** start of RECORD EXTRACTS **

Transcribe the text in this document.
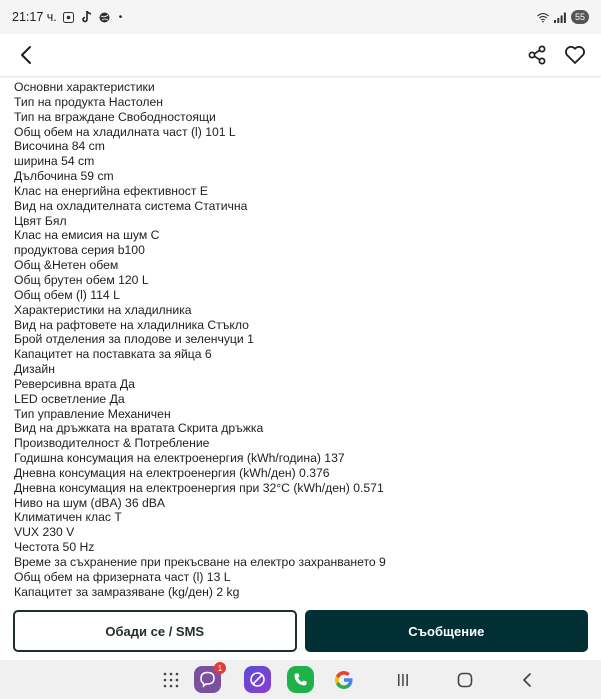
21:17 ч.	•	55
Основни характеристики
Тип на продукта Настолен
Тип на вграждане Свободностоящи
Общ обем на хладилната част (l) 101 L
Височина 84 cm
ширина 54 cm
Дълбочина 59 cm
Клас на енергийна ефективност E
Вид на охладителната система Статична
Цвят Бял
Клас на емисия на шум C
продуктова серия b100
Общ &Нетен обем
Общ брутен обем 120 L
Общ обем (l) 114 L
Характеристики на хладилника
Вид на рафтовете на хладилника Стъкло
Брой отделения за плодове и зеленчуци 1
Капацитет на поставката за яйца 6
Дизайн
Реверсивна врата Да
LED осветление Да
Тип управление Механичен
Вид на дръжката на вратата Скрита дръжка
Производителност & Потребление
Годишна консумация на електроенергия (kWh/година) 137
Дневна консумация на електроенергия (kWh/ден) 0.376
Дневна консумация на електроенергия при 32°C (kWh/ден) 0.571
Ниво на шум (dBA) 36 dBA
Климатичен клас T
VUX 230 V
Честота 50 Hz
Време за съхранение при прекъсване на електро захранването 9
Общ обем на фризерната част (l) 13 L
Капацитет за замразяване (kg/ден) 2 kg
Обади се / SMS	Съобщение
1
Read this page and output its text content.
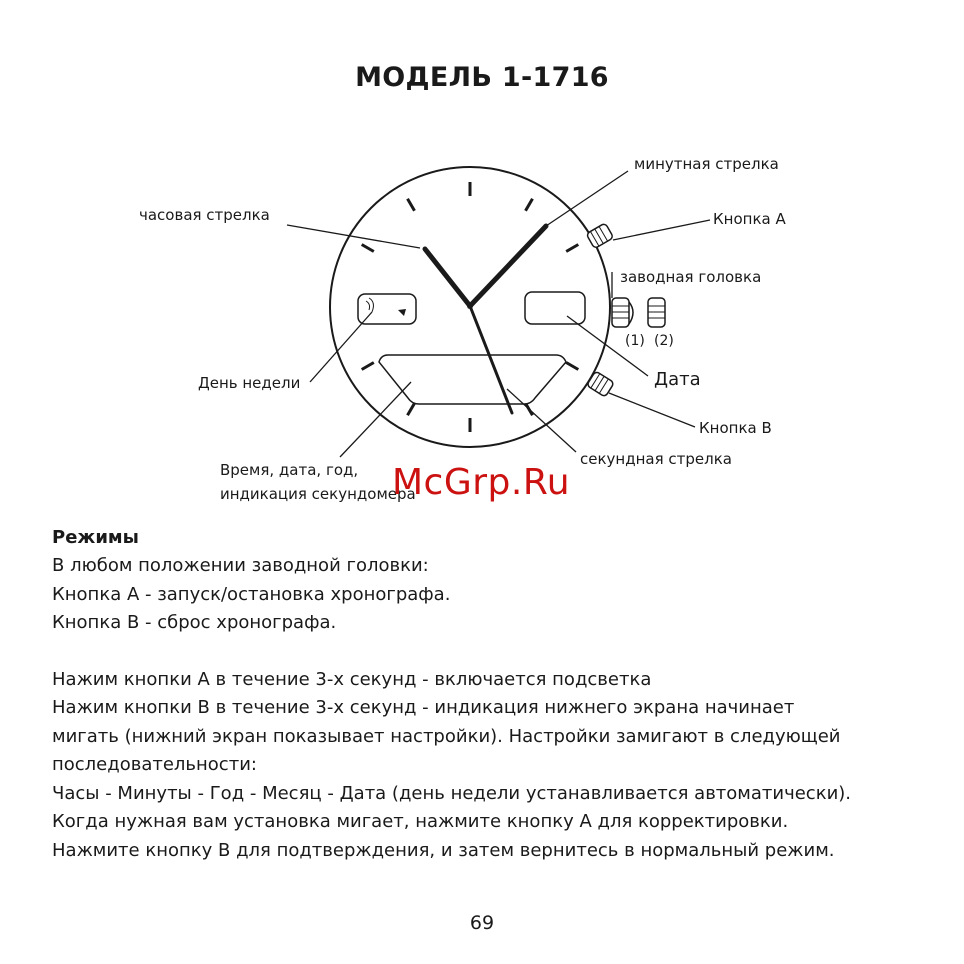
МОДЕЛЬ 1-1716
минутная стрелка
часовая стрелка	Кнопка А
заводная головка
(1) (2)
Дата
Кнопка В
День недели
секундная стрелка
Время, дата, год,
индикация секундомера
McGrp.Ru

Режимы

В любом положении заводной головки:

Кнопка А - запуск/остановка хронографа.

Кнопка В - сброс хронографа.

Нажим кнопки А в течение 3-х секунд - включается подсветка

Нажим кнопки В в течение 3-х секунд - индикация нижнего экрана начинает

мигать (нижний экран показывает настройки). Настройки замигают в следующей

последовательности:

Часы - Минуты - Год - Месяц - Дата (день недели устанавливается автоматически).

Когда нужная вам установка мигает, нажмите кнопку А для корректировки.

Нажмите кнопку В для подтверждения, и затем вернитесь в нормальный режим.

69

** end of RECORD EXTRACTS **

WRITTEN EXERCISE. Reproduce the data above in full, exactly as it is, with the pictures left out.

THE SOLUTION.
Transcribe the text in this document.
21:17 ч.	•	55
Основни характеристики
Тип на продукта Настолен
Тип на вграждане Свободностоящи
Общ обем на хладилната част (l) 101 L
Височина 84 cm
ширина 54 cm
Дълбочина 59 cm
Клас на енергийна ефективност E
Вид на охладителната система Статична
Цвят Бял
Клас на емисия на шум C
продуктова серия b100
Общ &Нетен обем
Общ брутен обем 120 L
Общ обем (l) 114 L
Характеристики на хладилника
Вид на рафтовете на хладилника Стъкло
Брой отделения за плодове и зеленчуци 1
Капацитет на поставката за яйца 6
Дизайн
Реверсивна врата Да
LED осветление Да
Тип управление Механичен
Вид на дръжката на вратата Скрита дръжка
Производителност & Потребление
Годишна консумация на електроенергия (kWh/година) 137
Дневна консумация на електроенергия (kWh/ден) 0.376
Дневна консумация на електроенергия при 32°C (kWh/ден) 0.571
Ниво на шум (dBA) 36 dBA
Климатичен клас T
VUX 230 V
Честота 50 Hz
Време за съхранение при прекъсване на електро захранването 9
Общ обем на фризерната част (l) 13 L
Капацитет за замразяване (kg/ден) 2 kg
Обади се / SMS	Съобщение
1
Read this page and output its text content.
МОДЕЛЬ 1-1716
минутная стрелка
часовая стрелка	Кнопка А
заводная головка
(1) (2)
Дата
Кнопка В
День недели
секундная стрелка
Время, дата, год,
индикация секундомера
McGrp.Ru

Режимы

В любом положении заводной головки:

Кнопка А - запуск/остановка хронографа.

Кнопка В - сброс хронографа.

Нажим кнопки А в течение 3-х секунд - включается подсветка

Нажим кнопки В в течение 3-х секунд - индикация нижнего экрана начинает

мигать (нижний экран показывает настройки). Настройки замигают в следующей

последовательности:

Часы - Минуты - Год - Месяц - Дата (день недели устанавливается автоматически).

Когда нужная вам установка мигает, нажмите кнопку А для корректировки.

Нажмите кнопку В для подтверждения, и затем вернитесь в нормальный режим.

69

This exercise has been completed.